_RECORDS SUPPLIED_.

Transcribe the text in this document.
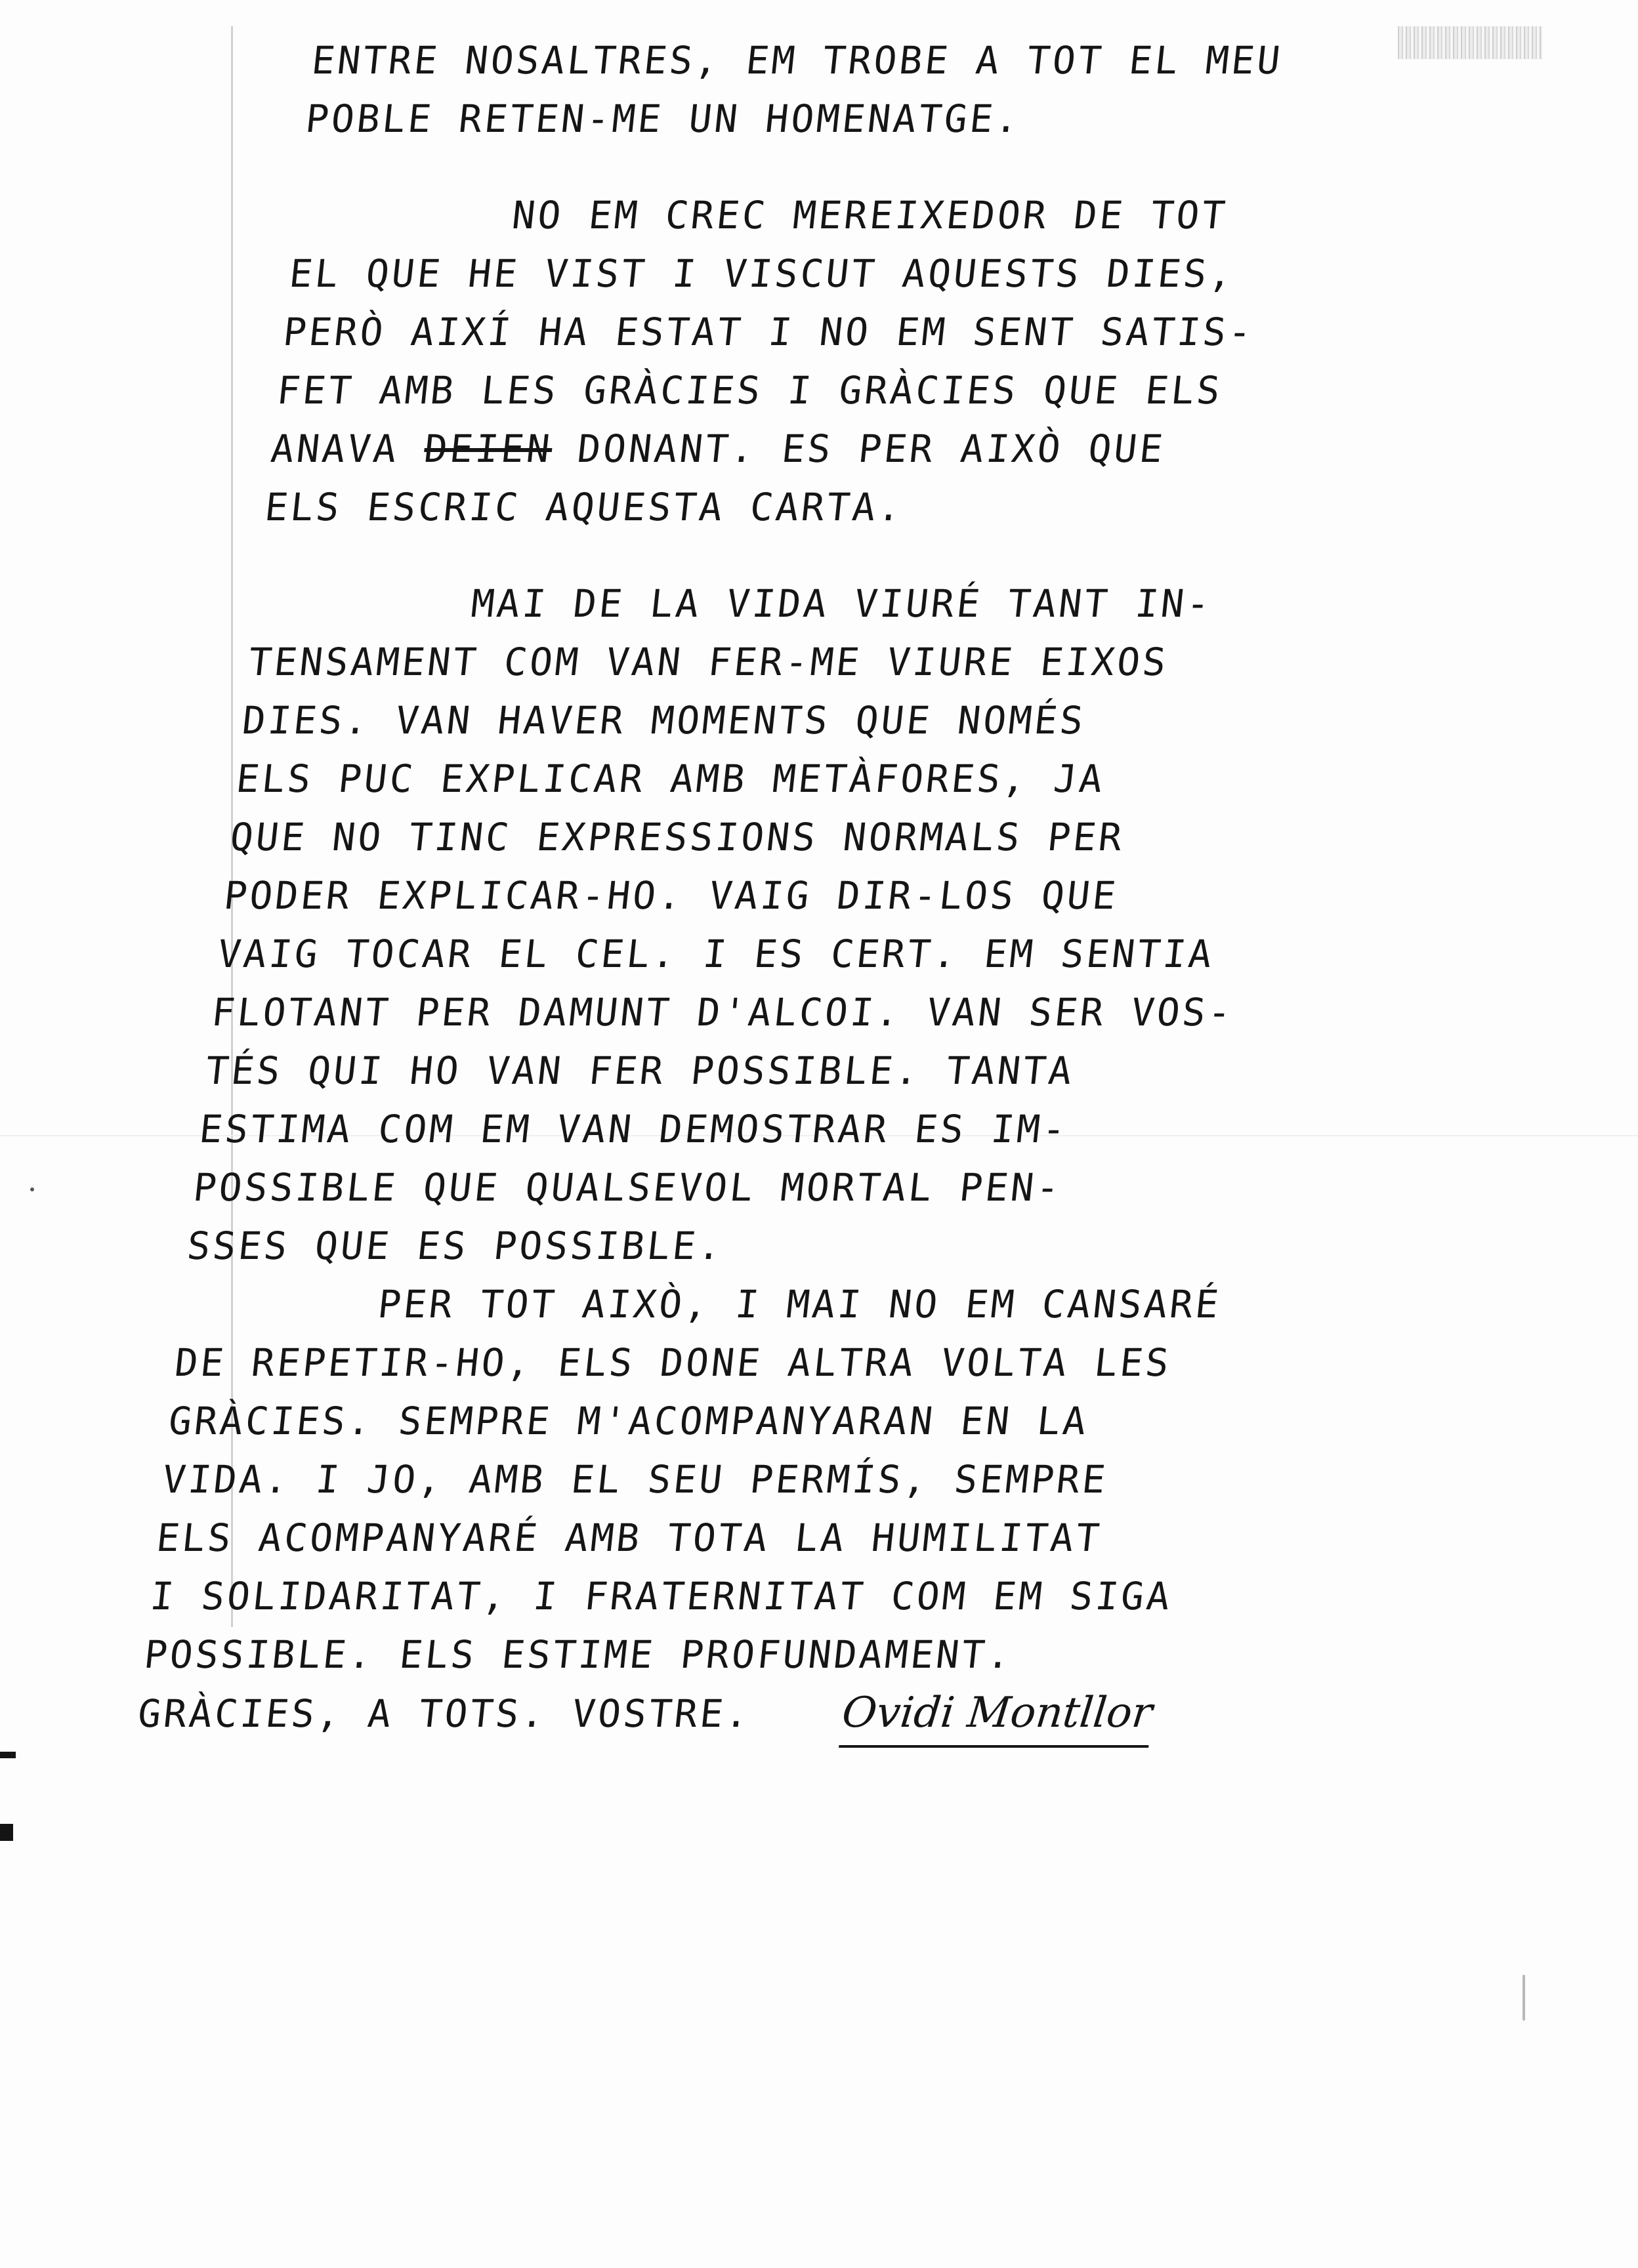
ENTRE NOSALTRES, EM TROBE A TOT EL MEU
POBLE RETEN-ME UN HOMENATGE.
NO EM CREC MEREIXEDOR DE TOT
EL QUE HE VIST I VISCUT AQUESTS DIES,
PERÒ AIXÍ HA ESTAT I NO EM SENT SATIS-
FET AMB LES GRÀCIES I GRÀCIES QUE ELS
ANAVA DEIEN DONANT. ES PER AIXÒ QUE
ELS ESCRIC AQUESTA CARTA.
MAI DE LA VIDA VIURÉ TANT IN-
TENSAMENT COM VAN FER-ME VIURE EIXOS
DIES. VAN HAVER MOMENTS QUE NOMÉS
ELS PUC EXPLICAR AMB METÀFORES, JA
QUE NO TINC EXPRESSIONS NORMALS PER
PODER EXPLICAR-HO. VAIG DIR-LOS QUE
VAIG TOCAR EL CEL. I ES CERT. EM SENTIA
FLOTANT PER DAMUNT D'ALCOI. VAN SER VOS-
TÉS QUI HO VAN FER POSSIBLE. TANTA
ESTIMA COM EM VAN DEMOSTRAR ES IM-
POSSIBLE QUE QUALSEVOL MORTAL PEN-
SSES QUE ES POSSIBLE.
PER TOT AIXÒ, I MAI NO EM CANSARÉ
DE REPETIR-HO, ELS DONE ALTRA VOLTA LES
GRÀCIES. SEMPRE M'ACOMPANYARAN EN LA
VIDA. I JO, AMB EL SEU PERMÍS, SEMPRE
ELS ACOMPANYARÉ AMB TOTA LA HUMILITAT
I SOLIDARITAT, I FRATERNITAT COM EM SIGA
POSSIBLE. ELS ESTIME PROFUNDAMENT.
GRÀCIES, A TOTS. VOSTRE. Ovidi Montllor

_WHAT TO DO_.
Find and copy every line in the entries above where the string "EXPLICAR" occurs.

_WRITTEN ANSWER_.
ELS PUC EXPLICAR AMB METÀFORES, JA
PODER EXPLICAR-HO. VAIG DIR-LOS QUE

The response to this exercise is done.